*EXERCISE GOAL:* Go through the data below. List every line that holds the word "江华县大圩中学".

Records
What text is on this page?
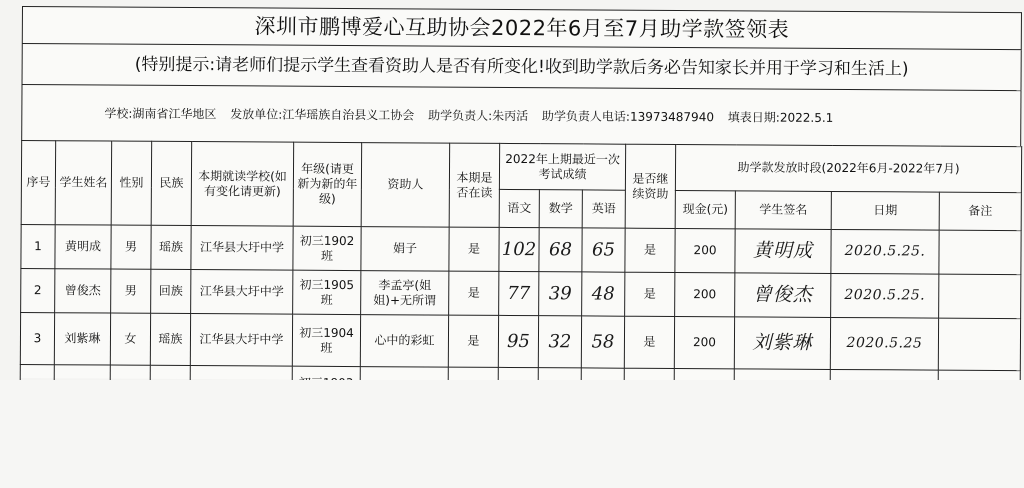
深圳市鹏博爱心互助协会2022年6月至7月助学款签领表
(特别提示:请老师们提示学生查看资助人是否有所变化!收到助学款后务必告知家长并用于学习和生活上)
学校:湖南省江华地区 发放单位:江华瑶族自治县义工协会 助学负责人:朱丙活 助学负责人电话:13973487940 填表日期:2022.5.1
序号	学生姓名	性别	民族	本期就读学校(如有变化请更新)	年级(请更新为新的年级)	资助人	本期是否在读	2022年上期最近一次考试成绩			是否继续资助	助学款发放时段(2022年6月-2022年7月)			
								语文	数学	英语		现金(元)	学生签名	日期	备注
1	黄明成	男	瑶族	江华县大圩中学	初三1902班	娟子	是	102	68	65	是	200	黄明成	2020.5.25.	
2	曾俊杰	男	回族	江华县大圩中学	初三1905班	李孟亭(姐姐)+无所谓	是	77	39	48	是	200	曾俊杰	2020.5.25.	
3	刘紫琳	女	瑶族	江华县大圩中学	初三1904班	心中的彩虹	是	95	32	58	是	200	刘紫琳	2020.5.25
---
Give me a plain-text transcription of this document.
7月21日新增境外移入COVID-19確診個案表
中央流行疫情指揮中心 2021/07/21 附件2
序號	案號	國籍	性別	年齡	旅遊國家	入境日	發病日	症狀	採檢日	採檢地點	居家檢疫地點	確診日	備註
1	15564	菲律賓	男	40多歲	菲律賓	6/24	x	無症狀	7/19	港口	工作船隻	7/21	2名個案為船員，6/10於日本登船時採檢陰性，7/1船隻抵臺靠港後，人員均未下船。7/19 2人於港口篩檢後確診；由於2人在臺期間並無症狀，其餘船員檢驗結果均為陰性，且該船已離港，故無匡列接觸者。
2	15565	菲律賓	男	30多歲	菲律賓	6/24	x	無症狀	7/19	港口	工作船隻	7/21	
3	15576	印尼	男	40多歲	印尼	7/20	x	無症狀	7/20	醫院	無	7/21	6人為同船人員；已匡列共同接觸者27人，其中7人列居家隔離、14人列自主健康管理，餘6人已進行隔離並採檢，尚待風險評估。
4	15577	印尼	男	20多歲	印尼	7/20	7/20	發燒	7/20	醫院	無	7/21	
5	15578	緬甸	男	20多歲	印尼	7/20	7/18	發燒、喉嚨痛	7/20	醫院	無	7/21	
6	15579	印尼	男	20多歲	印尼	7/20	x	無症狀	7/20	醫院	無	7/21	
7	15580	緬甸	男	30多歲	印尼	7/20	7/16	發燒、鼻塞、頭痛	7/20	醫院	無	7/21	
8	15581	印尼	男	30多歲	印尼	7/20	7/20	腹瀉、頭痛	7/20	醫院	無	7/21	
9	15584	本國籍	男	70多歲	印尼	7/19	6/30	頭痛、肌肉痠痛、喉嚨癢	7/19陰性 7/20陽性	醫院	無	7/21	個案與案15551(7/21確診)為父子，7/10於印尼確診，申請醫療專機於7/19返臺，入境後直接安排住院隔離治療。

*SOLUTION BELOW:*
1	黄明成	男	瑶族	江华县大圩中学	初三1902班	娟子	是	102	68	65	是	200	黄明成	2020.5.25.	
2	曾俊杰	男	回族	江华县大圩中学	初三1905班	李孟亭(姐姐)+无所谓	是	77	39	48	是	200	曾俊杰	2020.5.25.	
3	刘紫琳	女	瑶族	江华县大圩中学	初三1904班	心中的彩虹	是	95	32	58	是	200	刘紫琳	2020.5.25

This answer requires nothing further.